— BEGIN Records for this task —

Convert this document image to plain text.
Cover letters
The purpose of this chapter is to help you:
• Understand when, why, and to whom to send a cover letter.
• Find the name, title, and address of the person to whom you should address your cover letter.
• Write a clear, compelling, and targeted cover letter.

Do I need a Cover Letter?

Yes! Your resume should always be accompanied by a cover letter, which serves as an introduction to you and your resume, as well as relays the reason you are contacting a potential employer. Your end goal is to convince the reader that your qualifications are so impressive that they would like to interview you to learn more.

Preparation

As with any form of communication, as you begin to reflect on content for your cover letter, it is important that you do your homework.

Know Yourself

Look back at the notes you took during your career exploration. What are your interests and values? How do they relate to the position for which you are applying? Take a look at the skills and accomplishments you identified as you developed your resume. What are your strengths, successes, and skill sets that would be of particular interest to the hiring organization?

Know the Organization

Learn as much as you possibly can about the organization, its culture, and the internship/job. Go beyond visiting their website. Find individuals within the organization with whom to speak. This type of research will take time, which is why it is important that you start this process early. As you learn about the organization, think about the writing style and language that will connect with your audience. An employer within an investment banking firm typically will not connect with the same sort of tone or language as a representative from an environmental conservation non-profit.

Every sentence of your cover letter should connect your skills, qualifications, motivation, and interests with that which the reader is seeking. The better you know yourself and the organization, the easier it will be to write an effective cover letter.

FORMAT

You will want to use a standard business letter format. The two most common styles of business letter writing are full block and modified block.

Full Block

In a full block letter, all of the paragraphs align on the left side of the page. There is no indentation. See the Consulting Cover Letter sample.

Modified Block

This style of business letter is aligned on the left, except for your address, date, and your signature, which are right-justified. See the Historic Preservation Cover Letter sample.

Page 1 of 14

— END Records for this task —

In full and verbatim, repeat the records given above.

Convert this document image to plain text.
Cover letters
The purpose of this chapter is to help you:
• Understand when, why, and to whom to send a cover letter.
• Find the name, title, and address of the person to whom you should address your cover letter.
• Write a clear, compelling, and targeted cover letter.

Do I need a Cover Letter?

Yes! Your resume should always be accompanied by a cover letter, which serves as an introduction to you and your resume, as well as relays the reason you are contacting a potential employer. Your end goal is to convince the reader that your qualifications are so impressive that they would like to interview you to learn more.

Preparation

As with any form of communication, as you begin to reflect on content for your cover letter, it is important that you do your homework.

Know Yourself

Look back at the notes you took during your career exploration. What are your interests and values? How do they relate to the position for which you are applying? Take a look at the skills and accomplishments you identified as you developed your resume. What are your strengths, successes, and skill sets that would be of particular interest to the hiring organization?

Know the Organization

Learn as much as you possibly can about the organization, its culture, and the internship/job. Go beyond visiting their website. Find individuals within the organization with whom to speak. This type of research will take time, which is why it is important that you start this process early. As you learn about the organization, think about the writing style and language that will connect with your audience. An employer within an investment banking firm typically will not connect with the same sort of tone or language as a representative from an environmental conservation non-profit.

Every sentence of your cover letter should connect your skills, qualifications, motivation, and interests with that which the reader is seeking. The better you know yourself and the organization, the easier it will be to write an effective cover letter.

FORMAT

You will want to use a standard business letter format. The two most common styles of business letter writing are full block and modified block.

Full Block

In a full block letter, all of the paragraphs align on the left side of the page. There is no indentation. See the Consulting Cover Letter sample.

Modified Block

This style of business letter is aligned on the left, except for your address, date, and your signature, which are right-justified. See the Historic Preservation Cover Letter sample.

Page 1 of 14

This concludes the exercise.